TASK GOAL
Print every entry, word for word, and skip the images.

DATA PROVIDED
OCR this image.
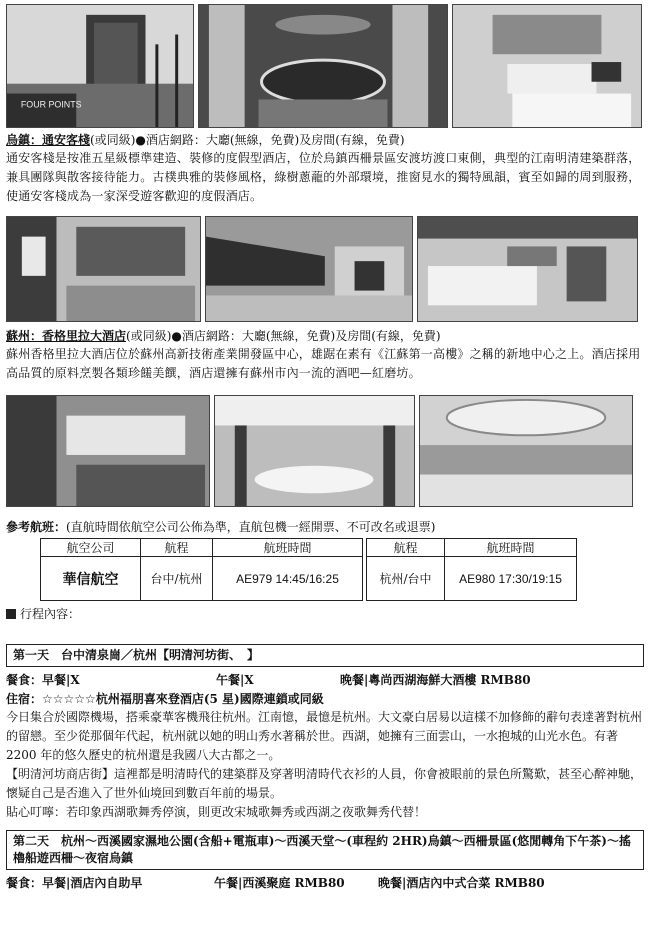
FOUR POINTS
烏鎮：通安客棧(或同級)●酒店網路：大廳(無線，免費)及房間(有線，免費)
通安客棧是按准五星級標準建造、裝修的度假型酒店，位於烏鎮西柵景區安渡坊渡口東側，典型的江南明清建築群落，兼具團隊與散客接待能力。古樸典雅的裝修風格，綠樹蔥蘢的外部環境，推窗見水的獨特風韻，賓至如歸的周到服務，使通安客棧成為一家深受遊客歡迎的度假酒店。
蘇州：香格里拉大酒店(或同級)●酒店網路：大廳(無線，免費)及房間(有線，免費)
蘇州香格里拉大酒店位於蘇州高新技術產業開發區中心，雄踞在素有《江蘇第一高樓》之稱的新地中心之上。酒店採用高品質的原料烹製各類珍饈美饌，酒店還擁有蘇州市內一流的酒吧—紅磨坊。
參考航班：(直航時間依航空公司公佈為準，直航包機一經開票、不可改名或退票)
航空公司	航程	航班時間		航程	航班時間
華信航空	台中/杭州	AE979 14:45/16:25		杭州/台中	AE980 17:30/19:15
行程內容：
第一天　台中清泉崗／杭州【明清河坊街、　】
餐食：早餐|X	午餐|X	晚餐|粵尚西湖海鮮大酒樓 RMB80
住宿：☆☆☆☆☆杭州福朋喜來登酒店(5 星)國際連鎖或同級
今日集合於國際機場，搭乘豪華客機飛往杭州。江南憶，最憶是杭州。大文豪白居易以這樣不加修飾的辭句表達著對杭州的留戀。至少從那個年代起，杭州就以她的明山秀水著稱於世。西湖，她擁有三面雲山，一水抱城的山光水色。有著 2200 年的悠久歷史的杭州還是我國八大古都之一。
【明清河坊商店街】這裡都是明清時代的建築群及穿著明清時代衣衫的人員，你會被眼前的景色所驚歎，甚至心醉神馳，懷疑自己是否進入了世外仙境回到數百年前的場景。
貼心叮嚀：若印象西湖歌舞秀停演，則更改宋城歌舞秀或西湖之夜歌舞秀代替！
第二天　杭州～西溪國家濕地公園(含船+電瓶車)～西溪天堂～(車程約 2HR)烏鎮～西柵景區(悠閒轉角下午茶)～搖櫓船遊西柵～夜宿烏鎮
餐食：早餐|酒店內自助早	午餐|西溪聚庭 RMB80	晚餐|酒店內中式合菜 RMB80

PROBLEM SOLUTION
OCR this image.
FOUR POINTS
烏鎮：通安客棧(或同級)●酒店網路：大廳(無線，免費)及房間(有線，免費)
通安客棧是按准五星級標準建造、裝修的度假型酒店，位於烏鎮西柵景區安渡坊渡口東側，典型的江南明清建築群落，兼具團隊與散客接待能力。古樸典雅的裝修風格，綠樹蔥蘢的外部環境，推窗見水的獨特風韻，賓至如歸的周到服務，使通安客棧成為一家深受遊客歡迎的度假酒店。
蘇州：香格里拉大酒店(或同級)●酒店網路：大廳(無線，免費)及房間(有線，免費)
蘇州香格里拉大酒店位於蘇州高新技術產業開發區中心，雄踞在素有《江蘇第一高樓》之稱的新地中心之上。酒店採用高品質的原料烹製各類珍饈美饌，酒店還擁有蘇州市內一流的酒吧—紅磨坊。
參考航班：(直航時間依航空公司公佈為準，直航包機一經開票、不可改名或退票)
航空公司	航程	航班時間		航程	航班時間
華信航空	台中/杭州	AE979 14:45/16:25		杭州/台中	AE980 17:30/19:15
行程內容：
第一天　台中清泉崗／杭州【明清河坊街、　】
餐食：早餐|X	午餐|X	晚餐|粵尚西湖海鮮大酒樓 RMB80
住宿：☆☆☆☆☆杭州福朋喜來登酒店(5 星)國際連鎖或同級
今日集合於國際機場，搭乘豪華客機飛往杭州。江南憶，最憶是杭州。大文豪白居易以這樣不加修飾的辭句表達著對杭州的留戀。至少從那個年代起，杭州就以她的明山秀水著稱於世。西湖，她擁有三面雲山，一水抱城的山光水色。有著 2200 年的悠久歷史的杭州還是我國八大古都之一。
【明清河坊商店街】這裡都是明清時代的建築群及穿著明清時代衣衫的人員，你會被眼前的景色所驚歎，甚至心醉神馳，懷疑自己是否進入了世外仙境回到數百年前的場景。
貼心叮嚀：若印象西湖歌舞秀停演，則更改宋城歌舞秀或西湖之夜歌舞秀代替！
第二天　杭州～西溪國家濕地公園(含船+電瓶車)～西溪天堂～(車程約 2HR)烏鎮～西柵景區(悠閒轉角下午茶)～搖櫓船遊西柵～夜宿烏鎮
餐食：早餐|酒店內自助早	午餐|西溪聚庭 RMB80	晚餐|酒店內中式合菜 RMB80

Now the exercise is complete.